* BEGIN MATERIAL PROVIDED *
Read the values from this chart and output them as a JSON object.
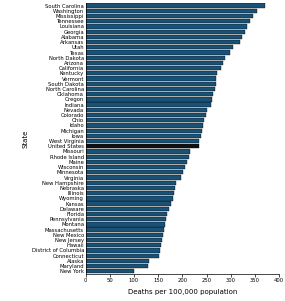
{
  "states": [
    "New York",
    "Maryland",
    "Alaska",
    "Connecticut",
    "District of Columbia",
    "Hawaii",
    "New Jersey",
    "New Mexico",
    "Massachusetts",
    "Montana",
    "Pennsylvania",
    "Florida",
    "Delaware",
    "Kansas",
    "Wyoming",
    "Illinois",
    "Nebraska",
    "New Hampshire",
    "Virginia",
    "Minnesota",
    "Wisconsin",
    "Maine",
    "Rhode Island",
    "Missouri",
    "United States",
    "West Virginia",
    "Iowa",
    "Michigan",
    "Idaho",
    "Ohio",
    "Colorado",
    "Nevada",
    "Indiana",
    "Oregon",
    "Oklahoma",
    "North Carolina",
    "South Dakota",
    "Vermont",
    "Kentucky",
    "California",
    "Arizona",
    "North Dakota",
    "Texas",
    "Utah",
    "Arkansas",
    "Alabama",
    "Georgia",
    "Louisiana",
    "Tennessee",
    "Mississippi",
    "Washington",
    "South Carolina"
  ],
  "values": [
    101,
    128,
    131,
    152,
    153,
    155,
    157,
    160,
    161,
    164,
    167,
    169,
    173,
    177,
    181,
    183,
    185,
    186,
    197,
    202,
    206,
    210,
    214,
    215,
    234,
    235,
    238,
    241,
    242,
    245,
    248,
    251,
    258,
    261,
    264,
    267,
    269,
    270,
    272,
    280,
    284,
    288,
    298,
    305,
    318,
    323,
    330,
    333,
    340,
    345,
    353,
    370
  ],
  "bar_color": "#1a5276",
  "bar_edge_color": "#000000",
  "us_bar_color": "#111111",
  "xlabel": "Deaths per 100,000 population",
  "ylabel": "State",
  "xlim": [
    0,
    400
  ],
  "xticks": [
    0,
    50,
    100,
    150,
    200,
    250,
    300,
    350,
    400
  ],
  "tick_fontsize": 3.8,
  "label_fontsize": 3.8,
  "axis_label_fontsize": 5.0,
  "figsize": [
    2.85,
    3.01
  ],
  "dpi": 100
}
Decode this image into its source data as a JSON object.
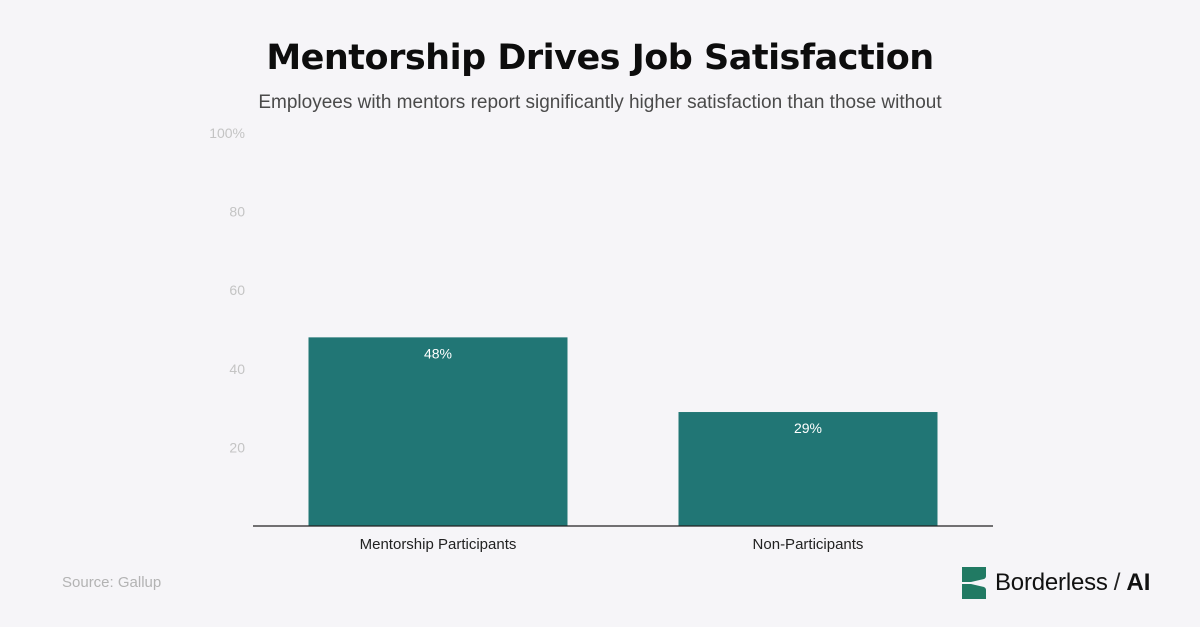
* END MATERIAL PROVIDED *
PROBLEM REQUIREMENTS: Copy each line above precisely, dropping the pictures.

PROBLEM SOLUTION:
Read the values from this chart and output them as a JSON object.
{
  "states": [
    "New York",
    "Maryland",
    "Alaska",
    "Connecticut",
    "District of Columbia",
    "Hawaii",
    "New Jersey",
    "New Mexico",
    "Massachusetts",
    "Montana",
    "Pennsylvania",
    "Florida",
    "Delaware",
    "Kansas",
    "Wyoming",
    "Illinois",
    "Nebraska",
    "New Hampshire",
    "Virginia",
    "Minnesota",
    "Wisconsin",
    "Maine",
    "Rhode Island",
    "Missouri",
    "United States",
    "West Virginia",
    "Iowa",
    "Michigan",
    "Idaho",
    "Ohio",
    "Colorado",
    "Nevada",
    "Indiana",
    "Oregon",
    "Oklahoma",
    "North Carolina",
    "South Dakota",
    "Vermont",
    "Kentucky",
    "California",
    "Arizona",
    "North Dakota",
    "Texas",
    "Utah",
    "Arkansas",
    "Alabama",
    "Georgia",
    "Louisiana",
    "Tennessee",
    "Mississippi",
    "Washington",
    "South Carolina"
  ],
  "values": [
    101,
    128,
    131,
    152,
    153,
    155,
    157,
    160,
    161,
    164,
    167,
    169,
    173,
    177,
    181,
    183,
    185,
    186,
    197,
    202,
    206,
    210,
    214,
    215,
    234,
    235,
    238,
    241,
    242,
    245,
    248,
    251,
    258,
    261,
    264,
    267,
    269,
    270,
    272,
    280,
    284,
    288,
    298,
    305,
    318,
    323,
    330,
    333,
    340,
    345,
    353,
    370
  ],
  "bar_color": "#1a5276",
  "bar_edge_color": "#000000",
  "us_bar_color": "#111111",
  "xlabel": "Deaths per 100,000 population",
  "ylabel": "State",
  "xlim": [
    0,
    400
  ],
  "xticks": [
    0,
    50,
    100,
    150,
    200,
    250,
    300,
    350,
    400
  ],
  "tick_fontsize": 3.8,
  "label_fontsize": 3.8,
  "axis_label_fontsize": 5.0,
  "figsize": [
    2.85,
    3.01
  ],
  "dpi": 100
}
Decode this image into its source data as a JSON object.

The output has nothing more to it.